INSTRUCTION:
Go through the material below and copy all lines with "Facturado".

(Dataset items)
================

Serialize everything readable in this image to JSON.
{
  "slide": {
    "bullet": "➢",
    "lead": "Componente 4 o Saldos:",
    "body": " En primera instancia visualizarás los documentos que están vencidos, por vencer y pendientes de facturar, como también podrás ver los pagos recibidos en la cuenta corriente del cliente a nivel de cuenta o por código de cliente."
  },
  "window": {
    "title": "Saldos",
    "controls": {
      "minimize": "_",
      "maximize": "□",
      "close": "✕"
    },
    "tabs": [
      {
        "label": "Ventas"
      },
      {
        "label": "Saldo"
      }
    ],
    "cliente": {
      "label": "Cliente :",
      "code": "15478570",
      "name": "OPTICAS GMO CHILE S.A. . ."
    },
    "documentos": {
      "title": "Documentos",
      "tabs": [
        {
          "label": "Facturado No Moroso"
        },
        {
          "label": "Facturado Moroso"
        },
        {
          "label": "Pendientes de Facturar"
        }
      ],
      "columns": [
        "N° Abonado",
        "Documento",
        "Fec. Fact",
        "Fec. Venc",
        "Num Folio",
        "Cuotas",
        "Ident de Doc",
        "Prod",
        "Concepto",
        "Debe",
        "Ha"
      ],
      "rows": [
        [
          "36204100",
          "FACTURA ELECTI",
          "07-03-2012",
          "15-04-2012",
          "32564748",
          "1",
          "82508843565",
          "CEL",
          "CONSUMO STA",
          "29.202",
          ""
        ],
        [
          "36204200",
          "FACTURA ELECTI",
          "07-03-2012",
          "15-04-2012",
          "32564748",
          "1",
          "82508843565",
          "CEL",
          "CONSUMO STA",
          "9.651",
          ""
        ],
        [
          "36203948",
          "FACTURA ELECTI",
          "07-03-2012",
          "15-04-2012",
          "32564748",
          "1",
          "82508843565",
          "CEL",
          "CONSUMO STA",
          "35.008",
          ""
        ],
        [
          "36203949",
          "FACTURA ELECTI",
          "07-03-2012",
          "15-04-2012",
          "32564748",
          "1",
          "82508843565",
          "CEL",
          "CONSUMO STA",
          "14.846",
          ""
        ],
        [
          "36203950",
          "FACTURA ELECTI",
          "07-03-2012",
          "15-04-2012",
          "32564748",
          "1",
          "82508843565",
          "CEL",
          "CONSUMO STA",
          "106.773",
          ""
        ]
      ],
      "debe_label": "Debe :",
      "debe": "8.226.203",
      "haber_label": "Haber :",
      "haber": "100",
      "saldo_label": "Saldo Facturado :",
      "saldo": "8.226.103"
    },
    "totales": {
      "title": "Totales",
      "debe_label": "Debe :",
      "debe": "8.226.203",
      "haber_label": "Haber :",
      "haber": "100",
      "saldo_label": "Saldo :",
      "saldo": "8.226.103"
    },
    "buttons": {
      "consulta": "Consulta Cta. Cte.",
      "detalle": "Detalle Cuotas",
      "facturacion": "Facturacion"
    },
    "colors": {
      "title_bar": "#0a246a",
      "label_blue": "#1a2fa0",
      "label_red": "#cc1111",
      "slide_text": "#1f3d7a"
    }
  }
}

================

WRITTEN ANSWER:
          "label": "Facturado No Moroso"
          "label": "Facturado Moroso"
      "saldo_label": "Saldo Facturado :",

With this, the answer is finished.